_PASSAGE_
The registry was built to collect information on patients diagnosed with COVID-19 (positive test for COVID-19 and positive chest x-rays and/or computer tomography scan for interstitial pneumonia compatible with infection) during their inpatient stay. Data collected included: (i) clinical, anthropometric, and medical history data (such as cardiovascular comorbidities); (ii) drug therapy before the onset of infection; (iii) clinical course of infection and outcome. Only patients without missing data in the main demographic and clinical variables were included. Each patient was followed until death or discharge. The original database included 2902 patients, but only 1073 patients had complete data for the analysis. Six institutions out of the 13 could not provide any patient with complete data, and, therefore, did not participate to this study. The main reason for the large number of patients with missing data is that during the first wave of the COVID-19 pandemic the clinical burden was overwhelming, and many institutions found it difficult to collect complete data.

2.2. Statistical Analysis

Continuous data were shown as mean and standard deviation (or median and interquartile range in the case of non-normally distributed data) and categorical data as absolute and relative frequencies. Comparisons between groups (alive and dead) were performed by means of t-test for independent sample (or Wilcoxon test in case of non-normally distributed data) for continuous covariates and chi-square test (or Fisher test) for categorical ones.
The univariate Cox proportional hazard regression model was fitted to estimate the association among each covariate, selected a priori by expert clinicians, and in-hospital death (hazard ratio—HR), its 95% confidence interval (CI) and p-value. To consider that proportional hazards assumption might not be realistic for all data, we performed stratified analysis by centers. The time-dependent nature of admission in intensive care during follow-up was considered [6]. A multivariate Cox proportional-hazard regression model was fitted to estimate the adjusted association estimates. Finally, we implemented a multi-state model considering the transition between three states: (i) admission in hospital, (ii) admission to intensive care, and (iii) in-hospital death (absorbent state) (Figure 1). This model allows us to estimate the separate effect of covariates on each transition. Following the approach of Putter et al. [7], we built a dataset in which each patient was repeated as many times as potential transitions. The standard error of the Cox model was obtained by robust sandwich estimators for the covariance matrix. In this model we included age and gender, and those covariates resulted statistically significant at the multivariate Cox regression model performed to identify the determinants of in-hospital death.
The SAS software was used for the analyses (SAS, Version 9.4; SAS Institute, Cary, NC, USA). For all hypotheses, the tested two-tailed p-values less than 0.05 were considered to be significant.

3. Results

Description of the Cohort

A cohort of 1073 patients was analyzed in this study. Patient’s data were collected in 7 institutions. Six institutions out of seven collected patients from both the ICU and the ward, while one institution (Maugeri) only collected data from ward patients. Overall, in-hospital death accounted for 147 (13.7%) patients. Table 1 describes the demographics and cardiovascular risk factors of the patient population, with univariate association with mortality. With the only exception of gender, body mass index (BMI), history of deep venous thrombosis (DVT), diabetes, and valvulopathy, all other conditions were significantly associated with in-hospital mortality. ICU patients had a 33% mortality proportion; length of hospital stay was longer for the survivors.

_EXERCISE SET_
1 – Answer these questions about the COVID-19 registry passage:
(a) How many patients did the original database include?
(b) Which software was used for the analyses?
(c) How many patients in the analyzed cohort died in the hospital?
2 – Extend the COVID-19 registry passage, picking up right after its final sentence.

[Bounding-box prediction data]

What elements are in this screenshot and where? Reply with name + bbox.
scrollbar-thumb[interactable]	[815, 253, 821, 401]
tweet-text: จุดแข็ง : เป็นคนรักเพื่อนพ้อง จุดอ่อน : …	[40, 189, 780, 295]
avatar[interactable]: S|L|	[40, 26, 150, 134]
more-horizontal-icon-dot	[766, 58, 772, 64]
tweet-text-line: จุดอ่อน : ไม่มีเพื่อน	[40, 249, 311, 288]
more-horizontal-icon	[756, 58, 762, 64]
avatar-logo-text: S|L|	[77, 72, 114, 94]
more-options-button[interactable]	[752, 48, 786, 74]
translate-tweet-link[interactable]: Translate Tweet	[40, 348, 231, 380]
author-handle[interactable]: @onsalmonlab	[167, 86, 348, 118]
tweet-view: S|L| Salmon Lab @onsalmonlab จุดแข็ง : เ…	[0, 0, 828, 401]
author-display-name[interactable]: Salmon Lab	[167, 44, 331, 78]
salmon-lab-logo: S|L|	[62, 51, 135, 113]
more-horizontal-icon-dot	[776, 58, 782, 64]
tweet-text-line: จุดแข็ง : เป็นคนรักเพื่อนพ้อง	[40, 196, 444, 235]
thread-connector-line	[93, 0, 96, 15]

_SET OF ANSWERS_
1 –
(a) 2902 patients.
(b) SAS, Version 9.4 (SAS Institute, Cary, NC, USA).
(c) 147 patients (13.7%).

2 –
Univariate and multivariable Cox regression models were applied to data reported in Table 1, producing HR and 95% CI (Table 2). In the univariate model, factors associated with in-hospital mortality were age (incremental relative risk 7% per year), previous myocardial infarction (HR 2.13), heart failure (HR 2.94) PVD (HR 2.80), and admission to the ICU (HR 3.08). In the multivariable model, the independent risk factors for mortality remained age (incremental relative risk 8% per year), previous myocardial infarction (HR 1.97), heart failure (HR 2.22), and admission to the ICU (HR 6.21).
The multistate model (Table 3) identified different roles of different factors depending on each transition. The transition from hospitalization to in-hospital mortality confirmed an incremental relative risk of 8% per year of age, a HR of 1.69 for myocardial infarction, and of 2.41 for heart failure. Transition from ICU to in-hospital mortality had only one independent factor (age, incremental relative risk 13% per year). Finally, the transition from hospitalization to ICU had only one independent factor (age). However, the impact of age with respect to this transition was opposite to the impact on in-hospital mortality. Whereas age was associated with an incremental relative risk of mortality of 8% (hospitalization to mortality) and 13% (ICU to mortality), in the transition from hospitalization to ICU admission there was a decreasing risk of 4% per year of age.
Figure 2 reports the different impact of age on the two outcomes considered (in-hospital mortality and ICU admission), with age acting as a risk factor for in-hospital mortality, but also as a protective factor for ICU admission. The reference line is the median age (71 years).

4. Discussion

The main results of our study are (i) age is the main determinant of in-hospital mortality in COVID-19 patients: once corrected for age, the only cardiovascular risk factors independently associated with in-hospital mortality are previous MI and heart failure; and (ii) ICU admission was determined by age, in a negative relationship, where every year of age above 71 years decreased the likelihood of ICU admission by 4%.
A considerable number of studies investigated the risk factors for mortality in COVID-19 in the years 2020–2021. A comprehensive article evaluating 20 systematic reviews and meta-analyses [2] identified a number of clinical risk factors for mortality. Cardiovascular risk factors included hypertension [8,9,10,11,12,13,14,15,16,17,18], cardiovascular diseases [8,11,14,16,17], coronary artery disease [9,12], heart failure [12], and cardiac arrythmias [16]. However, the great majority of these studies did not apply an age-corrected association of these risk factors with mortality.
Hypertension is almost invariably quoted within the cardiovascular risk factors. However, it is unclear whether or not this condition was controlled by specific therapies, if it was an anamnestic finding, or if it was diagnosed at the time of hospital admission. It is, however, well-known that arterial hypertension is an age-dependent disease, and our study confirms that, once corrected for age, the HR of hypertension is negligible (0.97) and even negatively associated with in-hospital mortality. There is an important study from Bhatia et al. [1], where the authors specifically addressed the role of hypertension as determinant of mortality in COVID-19 patients. Similar to our study, they found that hypertension had a prevalence of 45.6% in survivors and 71.6% in non-survivors (p < 0.001). However, in a multivariable model where age was included, hypertension yielded an odds ratio of 0.924 for mortality. Based on this and our results, we are inclined to consider arterial hypertension as a simple epiphenomenon of age, in the setting of COVID-19 associated morbidity and mortality.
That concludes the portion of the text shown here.